> _Data to use_
-------------------------

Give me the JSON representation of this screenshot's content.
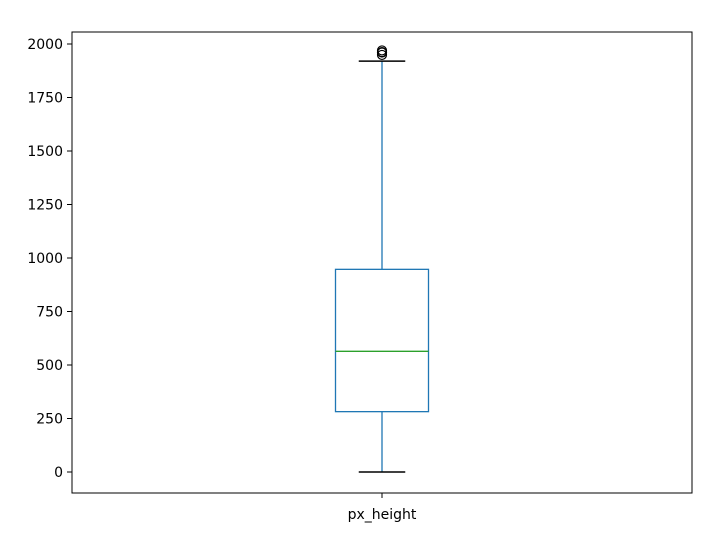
{
  "chart_data": {
    "type": "box",
    "title": "",
    "xlabel": "",
    "ylabel": "",
    "categories": [
      "px_height"
    ],
    "ylim": [
      -100,
      2050
    ],
    "yticks": [
      0,
      250,
      500,
      750,
      1000,
      1250,
      1500,
      1750,
      2000
    ],
    "ytick_labels": [
      "0",
      "250",
      "500",
      "750",
      "1000",
      "1250",
      "1500",
      "1750",
      "2000"
    ],
    "grid": false,
    "legend": "none",
    "boxes": [
      {
        "category": "px_height",
        "whisker_low": 0,
        "q1": 282,
        "median": 564,
        "q3": 947,
        "whisker_high": 1920,
        "outliers": [
          1949,
          1960,
          1962,
          1970
        ]
      }
    ],
    "colors": {
      "box": "#1f77b4",
      "whisker": "#1f77b4",
      "cap": "#000000",
      "median": "#2ca02c",
      "outlier": "#000000"
    }
  }
}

-------------------------

> _Exercise prompt_
Repeat verbatim all the material, but not the pictures.

> _Correct output_
Give me the JSON representation of this screenshot's content.
{
  "chart_data": {
    "type": "box",
    "title": "",
    "xlabel": "",
    "ylabel": "",
    "categories": [
      "px_height"
    ],
    "ylim": [
      -100,
      2050
    ],
    "yticks": [
      0,
      250,
      500,
      750,
      1000,
      1250,
      1500,
      1750,
      2000
    ],
    "ytick_labels": [
      "0",
      "250",
      "500",
      "750",
      "1000",
      "1250",
      "1500",
      "1750",
      "2000"
    ],
    "grid": false,
    "legend": "none",
    "boxes": [
      {
        "category": "px_height",
        "whisker_low": 0,
        "q1": 282,
        "median": 564,
        "q3": 947,
        "whisker_high": 1920,
        "outliers": [
          1949,
          1960,
          1962,
          1970
        ]
      }
    ],
    "colors": {
      "box": "#1f77b4",
      "whisker": "#1f77b4",
      "cap": "#000000",
      "median": "#2ca02c",
      "outlier": "#000000"
    }
  }
}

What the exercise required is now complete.